*Texto de lectura*.
►
La compañía aérea Kogalymavia, a la que pertenecía el Airbus A321 que se estrelló el pasado sábado en la península del Sinaí con 224 personas a bordo, ha asegurado este lunes que las condiciones técnicas del aparato eran “normales” y que “la única razón posible” del desastre es la actuación de “fuerzas externas”.

El avión se estrelló cuando hacía la ruta entra Sharm el Sheij (Egipto) y San Petersburgo, causando la muerte de las 224 personas que viajaban en su interior, incluidos 25 niños. Según la aerolínea, citada por la agencia estatal rusa RIA Novosti, las condiciones técnicas eran “normales”.

“Antes de que el A321 empezara a caer, lo más probable es que hubiera sufrido daños en sus estructuras que no le permitirían volar”, ha declarado el director responsable de cuestiones técnicas, Andrei Averianov, durante una rueda de prensa en Moscú.

“Obviamente, debido a ello, cuando comenzó la catástrofe, la tripulación perdió completamente el control del avión, lo cual explicaría que no hubiera ningún intento de comunicación ni ningún informe de emergencia a bordo”, ha añadido.
◄
*Extractos de datos*.
►
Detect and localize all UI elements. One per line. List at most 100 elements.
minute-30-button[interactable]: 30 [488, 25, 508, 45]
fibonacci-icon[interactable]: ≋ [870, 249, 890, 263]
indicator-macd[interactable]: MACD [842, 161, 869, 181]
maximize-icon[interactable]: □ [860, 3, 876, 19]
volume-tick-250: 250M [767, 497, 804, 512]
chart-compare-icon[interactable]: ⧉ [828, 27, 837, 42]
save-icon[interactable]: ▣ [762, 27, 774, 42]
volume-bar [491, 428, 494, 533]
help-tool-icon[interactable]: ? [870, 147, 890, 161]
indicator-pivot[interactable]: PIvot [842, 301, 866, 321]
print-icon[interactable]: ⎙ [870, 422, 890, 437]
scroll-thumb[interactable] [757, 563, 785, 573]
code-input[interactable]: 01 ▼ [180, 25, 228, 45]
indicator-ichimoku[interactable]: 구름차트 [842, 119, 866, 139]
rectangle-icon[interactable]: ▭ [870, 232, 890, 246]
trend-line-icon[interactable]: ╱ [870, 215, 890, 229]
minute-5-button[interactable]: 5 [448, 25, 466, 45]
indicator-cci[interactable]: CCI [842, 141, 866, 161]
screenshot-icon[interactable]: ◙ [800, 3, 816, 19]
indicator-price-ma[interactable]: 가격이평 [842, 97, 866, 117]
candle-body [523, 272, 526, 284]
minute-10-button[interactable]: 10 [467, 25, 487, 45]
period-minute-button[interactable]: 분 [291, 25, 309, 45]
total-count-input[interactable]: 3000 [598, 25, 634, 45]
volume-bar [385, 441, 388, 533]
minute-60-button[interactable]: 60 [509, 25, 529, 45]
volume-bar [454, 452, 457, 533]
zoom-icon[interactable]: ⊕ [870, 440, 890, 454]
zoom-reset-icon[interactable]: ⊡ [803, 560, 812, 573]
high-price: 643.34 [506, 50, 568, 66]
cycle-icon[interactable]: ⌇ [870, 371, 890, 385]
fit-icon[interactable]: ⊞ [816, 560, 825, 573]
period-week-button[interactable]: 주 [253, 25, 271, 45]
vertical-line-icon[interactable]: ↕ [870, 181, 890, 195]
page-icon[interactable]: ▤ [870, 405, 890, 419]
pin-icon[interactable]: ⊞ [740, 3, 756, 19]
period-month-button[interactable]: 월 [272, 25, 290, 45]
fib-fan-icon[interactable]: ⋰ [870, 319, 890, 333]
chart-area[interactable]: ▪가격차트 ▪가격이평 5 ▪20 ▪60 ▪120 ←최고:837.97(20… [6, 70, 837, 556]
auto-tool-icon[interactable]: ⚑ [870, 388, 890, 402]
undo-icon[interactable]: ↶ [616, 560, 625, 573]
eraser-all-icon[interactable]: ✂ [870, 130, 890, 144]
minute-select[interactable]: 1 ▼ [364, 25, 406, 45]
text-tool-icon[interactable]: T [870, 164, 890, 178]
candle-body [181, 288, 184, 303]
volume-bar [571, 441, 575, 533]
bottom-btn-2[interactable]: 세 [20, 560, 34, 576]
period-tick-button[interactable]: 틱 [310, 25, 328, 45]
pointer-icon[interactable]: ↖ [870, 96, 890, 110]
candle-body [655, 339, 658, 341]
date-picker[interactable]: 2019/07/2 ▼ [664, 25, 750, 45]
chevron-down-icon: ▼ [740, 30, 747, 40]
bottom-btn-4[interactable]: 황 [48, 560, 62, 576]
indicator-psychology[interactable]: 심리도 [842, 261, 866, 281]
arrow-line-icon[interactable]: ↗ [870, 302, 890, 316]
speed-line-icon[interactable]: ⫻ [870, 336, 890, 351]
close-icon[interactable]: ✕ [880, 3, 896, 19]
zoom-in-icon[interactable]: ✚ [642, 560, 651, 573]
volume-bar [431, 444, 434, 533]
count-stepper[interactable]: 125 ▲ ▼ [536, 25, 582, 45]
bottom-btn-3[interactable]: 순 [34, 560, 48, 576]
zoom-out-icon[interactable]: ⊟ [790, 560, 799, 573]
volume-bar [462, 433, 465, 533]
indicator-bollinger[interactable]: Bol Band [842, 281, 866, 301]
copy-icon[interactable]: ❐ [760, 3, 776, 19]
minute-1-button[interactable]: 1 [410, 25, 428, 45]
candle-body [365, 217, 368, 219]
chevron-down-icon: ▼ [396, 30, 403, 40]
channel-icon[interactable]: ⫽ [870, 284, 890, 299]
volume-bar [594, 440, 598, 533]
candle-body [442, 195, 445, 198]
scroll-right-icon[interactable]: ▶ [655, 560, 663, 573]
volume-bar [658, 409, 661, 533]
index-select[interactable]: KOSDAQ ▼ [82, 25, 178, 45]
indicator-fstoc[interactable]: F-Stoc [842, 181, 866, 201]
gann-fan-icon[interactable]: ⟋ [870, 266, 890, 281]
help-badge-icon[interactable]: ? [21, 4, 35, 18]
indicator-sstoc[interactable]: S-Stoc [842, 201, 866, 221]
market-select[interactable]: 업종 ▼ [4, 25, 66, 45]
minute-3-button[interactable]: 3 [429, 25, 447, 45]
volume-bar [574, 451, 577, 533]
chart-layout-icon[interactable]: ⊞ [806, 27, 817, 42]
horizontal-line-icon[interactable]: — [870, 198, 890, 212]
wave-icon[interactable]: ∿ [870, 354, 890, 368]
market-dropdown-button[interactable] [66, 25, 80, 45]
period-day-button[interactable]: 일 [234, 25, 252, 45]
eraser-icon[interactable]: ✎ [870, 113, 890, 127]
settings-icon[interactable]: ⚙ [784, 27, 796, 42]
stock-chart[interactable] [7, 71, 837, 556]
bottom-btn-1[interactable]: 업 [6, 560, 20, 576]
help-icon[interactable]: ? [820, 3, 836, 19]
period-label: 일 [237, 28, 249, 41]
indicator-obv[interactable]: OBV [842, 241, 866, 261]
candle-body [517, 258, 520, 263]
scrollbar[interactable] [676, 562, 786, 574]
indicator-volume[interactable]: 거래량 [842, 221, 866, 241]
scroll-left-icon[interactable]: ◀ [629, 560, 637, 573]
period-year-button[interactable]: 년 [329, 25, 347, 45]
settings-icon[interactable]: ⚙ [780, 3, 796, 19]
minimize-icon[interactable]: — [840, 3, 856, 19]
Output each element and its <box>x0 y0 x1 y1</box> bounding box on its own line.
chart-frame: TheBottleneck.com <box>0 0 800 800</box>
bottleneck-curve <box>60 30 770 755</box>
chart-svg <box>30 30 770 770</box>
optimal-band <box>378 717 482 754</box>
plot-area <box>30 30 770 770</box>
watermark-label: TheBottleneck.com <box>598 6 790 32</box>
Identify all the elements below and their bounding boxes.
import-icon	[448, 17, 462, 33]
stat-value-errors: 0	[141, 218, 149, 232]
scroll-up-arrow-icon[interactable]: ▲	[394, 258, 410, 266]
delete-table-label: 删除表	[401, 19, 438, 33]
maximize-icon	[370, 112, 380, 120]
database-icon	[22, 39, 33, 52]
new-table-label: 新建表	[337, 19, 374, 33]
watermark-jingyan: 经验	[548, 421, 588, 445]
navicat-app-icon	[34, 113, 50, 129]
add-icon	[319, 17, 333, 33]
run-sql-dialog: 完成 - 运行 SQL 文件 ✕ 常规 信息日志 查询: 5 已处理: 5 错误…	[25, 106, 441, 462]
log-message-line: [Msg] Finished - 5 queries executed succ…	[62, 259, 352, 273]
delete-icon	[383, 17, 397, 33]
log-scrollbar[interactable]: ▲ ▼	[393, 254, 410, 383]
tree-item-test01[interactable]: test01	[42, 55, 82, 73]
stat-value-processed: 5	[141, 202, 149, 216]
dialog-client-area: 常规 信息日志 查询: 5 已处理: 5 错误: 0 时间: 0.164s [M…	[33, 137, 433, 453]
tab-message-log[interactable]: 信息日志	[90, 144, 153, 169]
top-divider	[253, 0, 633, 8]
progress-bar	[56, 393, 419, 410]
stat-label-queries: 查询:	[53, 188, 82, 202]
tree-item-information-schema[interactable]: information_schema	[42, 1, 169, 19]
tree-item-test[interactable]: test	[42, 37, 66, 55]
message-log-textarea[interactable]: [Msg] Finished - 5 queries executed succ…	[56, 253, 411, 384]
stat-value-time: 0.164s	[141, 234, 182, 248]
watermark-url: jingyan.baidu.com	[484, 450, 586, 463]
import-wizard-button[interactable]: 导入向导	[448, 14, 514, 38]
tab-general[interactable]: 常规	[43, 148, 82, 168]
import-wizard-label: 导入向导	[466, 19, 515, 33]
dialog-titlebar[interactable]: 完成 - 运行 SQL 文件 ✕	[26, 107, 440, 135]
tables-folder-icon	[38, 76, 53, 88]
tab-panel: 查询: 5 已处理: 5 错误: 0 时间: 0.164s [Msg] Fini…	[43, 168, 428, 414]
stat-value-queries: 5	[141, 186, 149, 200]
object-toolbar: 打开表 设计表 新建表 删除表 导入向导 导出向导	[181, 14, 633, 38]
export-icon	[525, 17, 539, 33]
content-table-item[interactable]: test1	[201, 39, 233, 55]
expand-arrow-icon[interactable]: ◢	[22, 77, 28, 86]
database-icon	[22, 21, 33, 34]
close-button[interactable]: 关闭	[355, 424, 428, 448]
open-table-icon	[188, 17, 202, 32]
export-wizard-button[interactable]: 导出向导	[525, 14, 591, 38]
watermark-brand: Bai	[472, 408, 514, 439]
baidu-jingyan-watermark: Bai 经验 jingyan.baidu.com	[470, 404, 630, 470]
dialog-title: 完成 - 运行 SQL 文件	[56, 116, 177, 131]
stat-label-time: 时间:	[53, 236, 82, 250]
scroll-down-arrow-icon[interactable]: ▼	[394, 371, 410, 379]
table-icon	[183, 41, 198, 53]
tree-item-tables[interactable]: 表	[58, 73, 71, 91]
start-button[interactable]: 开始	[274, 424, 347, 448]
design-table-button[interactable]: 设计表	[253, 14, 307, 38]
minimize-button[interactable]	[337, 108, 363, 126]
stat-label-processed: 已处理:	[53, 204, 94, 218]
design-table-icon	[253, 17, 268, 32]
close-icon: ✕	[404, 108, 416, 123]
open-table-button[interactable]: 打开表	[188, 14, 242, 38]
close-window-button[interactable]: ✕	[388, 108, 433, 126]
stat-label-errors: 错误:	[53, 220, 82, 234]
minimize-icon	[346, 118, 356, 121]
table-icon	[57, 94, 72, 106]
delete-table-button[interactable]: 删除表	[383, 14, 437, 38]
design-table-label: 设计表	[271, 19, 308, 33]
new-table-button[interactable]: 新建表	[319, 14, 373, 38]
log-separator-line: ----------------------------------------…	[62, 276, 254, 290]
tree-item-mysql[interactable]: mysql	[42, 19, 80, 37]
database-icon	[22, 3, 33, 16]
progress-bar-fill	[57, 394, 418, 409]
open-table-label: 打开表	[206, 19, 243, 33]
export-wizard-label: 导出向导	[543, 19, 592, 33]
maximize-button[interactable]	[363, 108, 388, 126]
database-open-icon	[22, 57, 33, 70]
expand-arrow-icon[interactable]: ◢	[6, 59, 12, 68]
◄
*Ejercicios propuestos*.
- A) Reproduce el fragmento del texto sobre el accidente del Airbus A321 que va desde "La compañía aérea" hasta "prensa en Moscú.", ambos incluidos.
- B) Responde a estas preguntas según el texto sobre el accidente del Airbus A321:
(i) ¿Cuántas personas viajaban a bordo del avión?
(ii) ¿Cuántos niños murieron en el accidente?
(iii) ¿En qué ciudad dio Andrei Averianov la rueda de prensa?
- C) Prosigue el texto sobre el accidente del Airbus A321 a partir de su última oración.
Para resolver los ejercicios no es necesario consultar los registros.

*Respuestas*.
- A)
La compañía aérea Kogalymavia, a la que pertenecía el Airbus A321 que se estrelló el pasado sábado en la península del Sinaí con 224 personas a bordo, ha asegurado este lunes que las condiciones técnicas del aparato eran “normales” y que “la única razón posible” del desastre es la actuación de “fuerzas externas”.

El avión se estrelló cuando hacía la ruta entra Sharm el Sheij (Egipto) y San Petersburgo, causando la muerte de las 224 personas que viajaban en su interior, incluidos 25 niños. Según la aerolínea, citada por la agencia estatal rusa RIA Novosti, las condiciones técnicas eran “normales”.

“Antes de que el A321 empezara a caer, lo más probable es que hubiera sufrido daños en sus estructuras que no le permitirían volar”, ha declarado el director responsable de cuestiones técnicas, Andrei Averianov, durante una rueda de prensa en Moscú.

- B)
(i) A bordo viajaban 224 personas.
(ii) Murieron 25 niños.
(iii) La rueda de prensa tuvo lugar en Moscú.

- C)
La “única razón posible es la participación de fuerzas externas”, ya fuesen “actuaciones físicas o mecánicas”, han precisado este lunes fuentes de Kogalymavia citadas por RIA Novosti. El avión, según la aerolínea, había pasado todas las pruebas necesarias y el estado técnico del aparato era el adecuado. El avión había sido inspeccionado en Moscú el 26 de octubre y no se habían detectado problemas técnicos ni con la calidad del combustible.

El Kremlin no ha descartado todavía la posibilidad de un atentado terrorista. Un experto ruso citado este lunes por el diario Kommersant incluso ha advertido de que el accidente guarda ciertas similitudes con el atentado perpetrado en 1988 contra el Boeing 747 de Pan American sobre la localidad escocesa de Lockerbie, causado por la explosión de una bomba en la bodega de equipaje.